## What to work on
Copy the lines below as they are; omit the images they contain.

[Extracted data entries]
—————

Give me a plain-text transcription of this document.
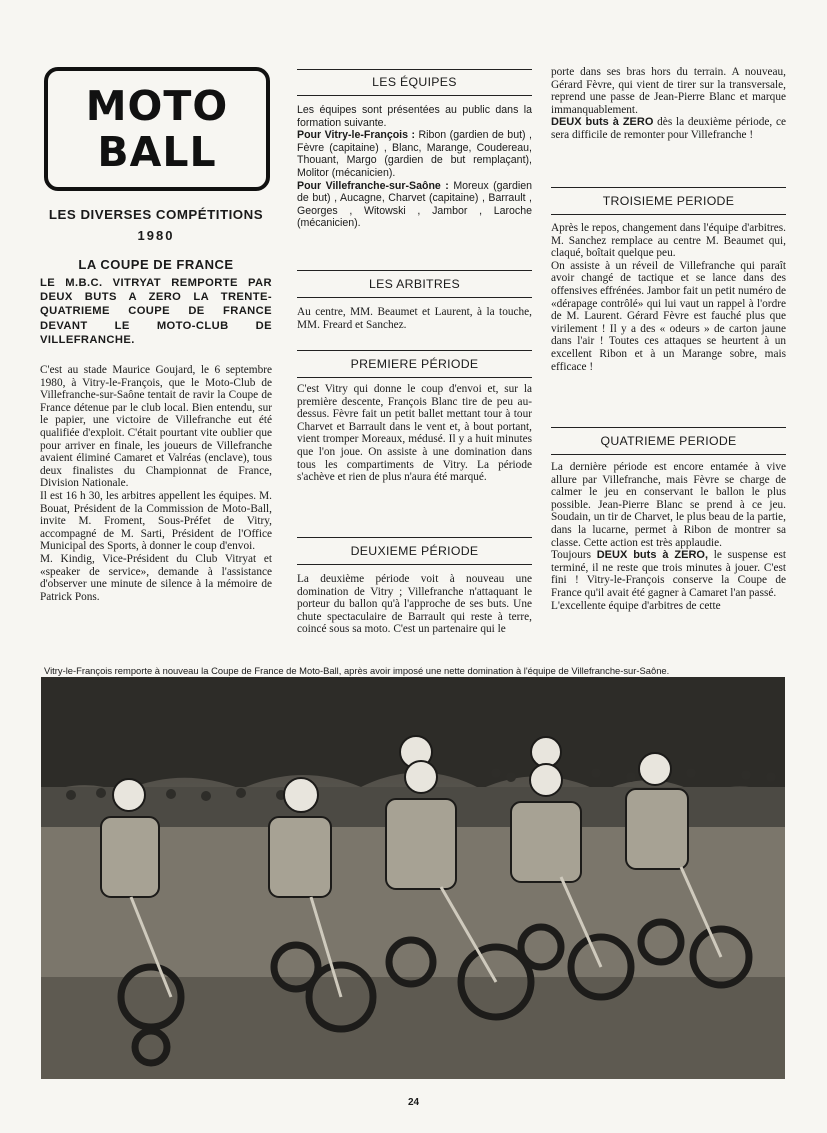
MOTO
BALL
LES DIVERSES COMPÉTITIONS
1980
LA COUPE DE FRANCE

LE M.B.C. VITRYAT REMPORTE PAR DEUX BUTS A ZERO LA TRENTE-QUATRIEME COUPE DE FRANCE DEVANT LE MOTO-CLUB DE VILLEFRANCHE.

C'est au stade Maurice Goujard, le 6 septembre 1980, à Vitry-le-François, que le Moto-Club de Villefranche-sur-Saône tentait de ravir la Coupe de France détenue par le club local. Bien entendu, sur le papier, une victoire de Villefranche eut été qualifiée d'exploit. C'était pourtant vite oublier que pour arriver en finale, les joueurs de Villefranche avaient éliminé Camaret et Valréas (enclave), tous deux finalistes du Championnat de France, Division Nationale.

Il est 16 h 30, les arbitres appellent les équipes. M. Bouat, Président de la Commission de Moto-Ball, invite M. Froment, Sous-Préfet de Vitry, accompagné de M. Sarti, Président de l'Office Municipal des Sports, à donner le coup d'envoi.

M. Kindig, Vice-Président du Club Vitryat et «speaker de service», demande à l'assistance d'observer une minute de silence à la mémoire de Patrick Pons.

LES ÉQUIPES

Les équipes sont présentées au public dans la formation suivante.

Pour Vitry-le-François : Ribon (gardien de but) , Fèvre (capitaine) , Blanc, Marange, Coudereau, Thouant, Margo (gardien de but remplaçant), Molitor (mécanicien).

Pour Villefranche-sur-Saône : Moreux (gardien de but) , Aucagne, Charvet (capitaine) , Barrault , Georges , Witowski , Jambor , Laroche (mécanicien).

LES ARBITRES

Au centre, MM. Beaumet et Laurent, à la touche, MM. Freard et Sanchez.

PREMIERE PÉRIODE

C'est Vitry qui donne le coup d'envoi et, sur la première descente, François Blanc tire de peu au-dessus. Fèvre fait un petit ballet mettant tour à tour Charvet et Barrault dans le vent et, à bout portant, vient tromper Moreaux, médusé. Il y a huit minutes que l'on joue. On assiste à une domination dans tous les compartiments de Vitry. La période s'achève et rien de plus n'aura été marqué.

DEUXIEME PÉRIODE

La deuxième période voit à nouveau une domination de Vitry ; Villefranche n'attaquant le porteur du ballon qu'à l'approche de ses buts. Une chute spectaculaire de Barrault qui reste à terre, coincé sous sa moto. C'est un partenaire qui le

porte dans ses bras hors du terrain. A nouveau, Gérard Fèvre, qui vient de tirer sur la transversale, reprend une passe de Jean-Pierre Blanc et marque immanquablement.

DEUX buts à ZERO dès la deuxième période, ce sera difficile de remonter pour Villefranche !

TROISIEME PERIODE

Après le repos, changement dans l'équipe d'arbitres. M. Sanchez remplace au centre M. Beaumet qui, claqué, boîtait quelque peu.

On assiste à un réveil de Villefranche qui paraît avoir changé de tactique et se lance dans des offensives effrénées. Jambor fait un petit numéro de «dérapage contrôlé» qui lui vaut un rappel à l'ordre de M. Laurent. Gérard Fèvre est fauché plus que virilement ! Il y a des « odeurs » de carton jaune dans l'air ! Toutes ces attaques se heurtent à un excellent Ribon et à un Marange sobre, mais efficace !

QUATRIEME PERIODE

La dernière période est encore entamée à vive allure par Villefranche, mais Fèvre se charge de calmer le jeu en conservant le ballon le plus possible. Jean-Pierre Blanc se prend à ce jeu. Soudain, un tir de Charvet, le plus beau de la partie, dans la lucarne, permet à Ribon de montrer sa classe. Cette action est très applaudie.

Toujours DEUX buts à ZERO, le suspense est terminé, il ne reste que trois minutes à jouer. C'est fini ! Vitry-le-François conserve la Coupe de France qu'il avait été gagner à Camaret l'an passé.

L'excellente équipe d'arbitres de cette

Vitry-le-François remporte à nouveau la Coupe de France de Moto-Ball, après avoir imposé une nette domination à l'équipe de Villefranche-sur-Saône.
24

—————

## Exercise response
Give me a plain-text transcription of this document.
MOTO
BALL
LES DIVERSES COMPÉTITIONS
1980
LA COUPE DE FRANCE

LE M.B.C. VITRYAT REMPORTE PAR DEUX BUTS A ZERO LA TRENTE-QUATRIEME COUPE DE FRANCE DEVANT LE MOTO-CLUB DE VILLEFRANCHE.

C'est au stade Maurice Goujard, le 6 septembre 1980, à Vitry-le-François, que le Moto-Club de Villefranche-sur-Saône tentait de ravir la Coupe de France détenue par le club local. Bien entendu, sur le papier, une victoire de Villefranche eut été qualifiée d'exploit. C'était pourtant vite oublier que pour arriver en finale, les joueurs de Villefranche avaient éliminé Camaret et Valréas (enclave), tous deux finalistes du Championnat de France, Division Nationale.

Il est 16 h 30, les arbitres appellent les équipes. M. Bouat, Président de la Commission de Moto-Ball, invite M. Froment, Sous-Préfet de Vitry, accompagné de M. Sarti, Président de l'Office Municipal des Sports, à donner le coup d'envoi.

M. Kindig, Vice-Président du Club Vitryat et «speaker de service», demande à l'assistance d'observer une minute de silence à la mémoire de Patrick Pons.

LES ÉQUIPES

Les équipes sont présentées au public dans la formation suivante.

Pour Vitry-le-François : Ribon (gardien de but) , Fèvre (capitaine) , Blanc, Marange, Coudereau, Thouant, Margo (gardien de but remplaçant), Molitor (mécanicien).

Pour Villefranche-sur-Saône : Moreux (gardien de but) , Aucagne, Charvet (capitaine) , Barrault , Georges , Witowski , Jambor , Laroche (mécanicien).

LES ARBITRES

Au centre, MM. Beaumet et Laurent, à la touche, MM. Freard et Sanchez.

PREMIERE PÉRIODE

C'est Vitry qui donne le coup d'envoi et, sur la première descente, François Blanc tire de peu au-dessus. Fèvre fait un petit ballet mettant tour à tour Charvet et Barrault dans le vent et, à bout portant, vient tromper Moreaux, médusé. Il y a huit minutes que l'on joue. On assiste à une domination dans tous les compartiments de Vitry. La période s'achève et rien de plus n'aura été marqué.

DEUXIEME PÉRIODE

La deuxième période voit à nouveau une domination de Vitry ; Villefranche n'attaquant le porteur du ballon qu'à l'approche de ses buts. Une chute spectaculaire de Barrault qui reste à terre, coincé sous sa moto. C'est un partenaire qui le

porte dans ses bras hors du terrain. A nouveau, Gérard Fèvre, qui vient de tirer sur la transversale, reprend une passe de Jean-Pierre Blanc et marque immanquablement.

DEUX buts à ZERO dès la deuxième période, ce sera difficile de remonter pour Villefranche !

TROISIEME PERIODE

Après le repos, changement dans l'équipe d'arbitres. M. Sanchez remplace au centre M. Beaumet qui, claqué, boîtait quelque peu.

On assiste à un réveil de Villefranche qui paraît avoir changé de tactique et se lance dans des offensives effrénées. Jambor fait un petit numéro de «dérapage contrôlé» qui lui vaut un rappel à l'ordre de M. Laurent. Gérard Fèvre est fauché plus que virilement ! Il y a des « odeurs » de carton jaune dans l'air ! Toutes ces attaques se heurtent à un excellent Ribon et à un Marange sobre, mais efficace !

QUATRIEME PERIODE

La dernière période est encore entamée à vive allure par Villefranche, mais Fèvre se charge de calmer le jeu en conservant le ballon le plus possible. Jean-Pierre Blanc se prend à ce jeu. Soudain, un tir de Charvet, le plus beau de la partie, dans la lucarne, permet à Ribon de montrer sa classe. Cette action est très applaudie.

Toujours DEUX buts à ZERO, le suspense est terminé, il ne reste que trois minutes à jouer. C'est fini ! Vitry-le-François conserve la Coupe de France qu'il avait été gagner à Camaret l'an passé.

L'excellente équipe d'arbitres de cette

Vitry-le-François remporte à nouveau la Coupe de France de Moto-Ball, après avoir imposé une nette domination à l'équipe de Villefranche-sur-Saône.
24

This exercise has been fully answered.